Exercise requirements: Reproduce the lines of the material exactly, excluding every image.

Entries:
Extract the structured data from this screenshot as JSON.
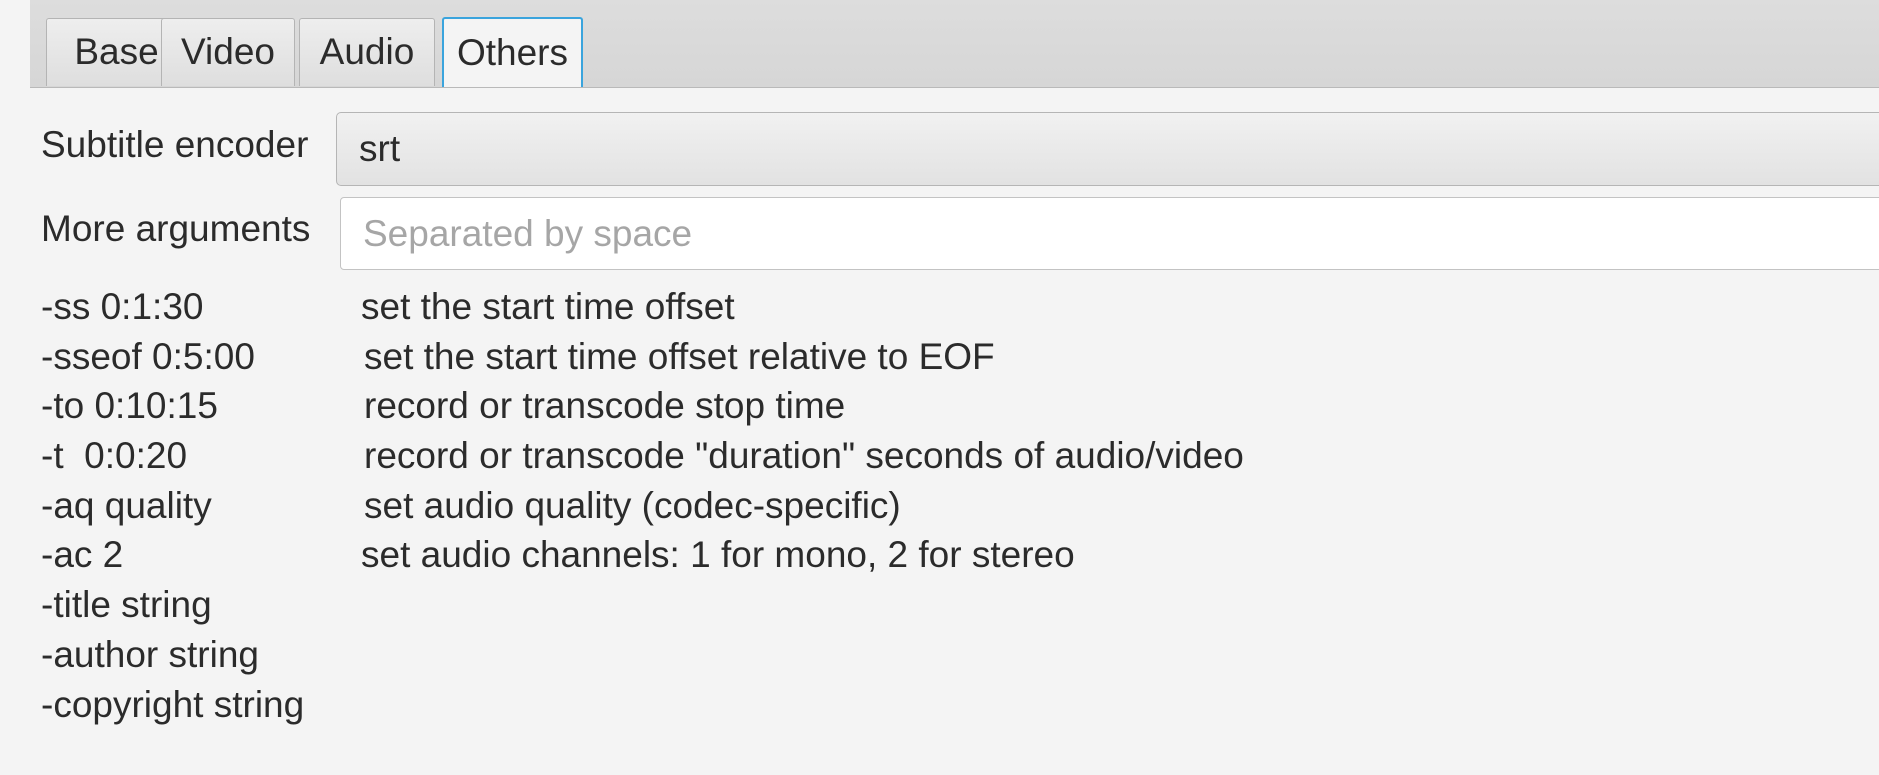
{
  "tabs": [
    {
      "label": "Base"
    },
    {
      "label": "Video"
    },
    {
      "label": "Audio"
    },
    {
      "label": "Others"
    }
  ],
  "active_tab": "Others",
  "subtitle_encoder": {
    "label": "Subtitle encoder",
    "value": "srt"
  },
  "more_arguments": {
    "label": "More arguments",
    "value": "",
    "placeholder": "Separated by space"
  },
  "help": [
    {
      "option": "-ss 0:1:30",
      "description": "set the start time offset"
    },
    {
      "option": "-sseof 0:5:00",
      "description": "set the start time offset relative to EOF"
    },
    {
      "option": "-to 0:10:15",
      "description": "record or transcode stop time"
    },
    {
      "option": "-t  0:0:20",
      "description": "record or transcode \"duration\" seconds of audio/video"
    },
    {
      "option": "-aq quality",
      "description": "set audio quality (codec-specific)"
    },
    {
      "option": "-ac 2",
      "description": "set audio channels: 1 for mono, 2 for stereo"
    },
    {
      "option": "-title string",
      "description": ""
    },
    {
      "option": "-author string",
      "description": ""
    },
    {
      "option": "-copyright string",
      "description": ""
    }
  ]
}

The reply:
Extract the structured data from this screenshot as JSON.
{
  "tabs": [
    {
      "label": "Base"
    },
    {
      "label": "Video"
    },
    {
      "label": "Audio"
    },
    {
      "label": "Others"
    }
  ],
  "active_tab": "Others",
  "subtitle_encoder": {
    "label": "Subtitle encoder",
    "value": "srt"
  },
  "more_arguments": {
    "label": "More arguments",
    "value": "",
    "placeholder": "Separated by space"
  },
  "help": [
    {
      "option": "-ss 0:1:30",
      "description": "set the start time offset"
    },
    {
      "option": "-sseof 0:5:00",
      "description": "set the start time offset relative to EOF"
    },
    {
      "option": "-to 0:10:15",
      "description": "record or transcode stop time"
    },
    {
      "option": "-t  0:0:20",
      "description": "record or transcode \"duration\" seconds of audio/video"
    },
    {
      "option": "-aq quality",
      "description": "set audio quality (codec-specific)"
    },
    {
      "option": "-ac 2",
      "description": "set audio channels: 1 for mono, 2 for stereo"
    },
    {
      "option": "-title string",
      "description": ""
    },
    {
      "option": "-author string",
      "description": ""
    },
    {
      "option": "-copyright string",
      "description": ""
    }
  ]
}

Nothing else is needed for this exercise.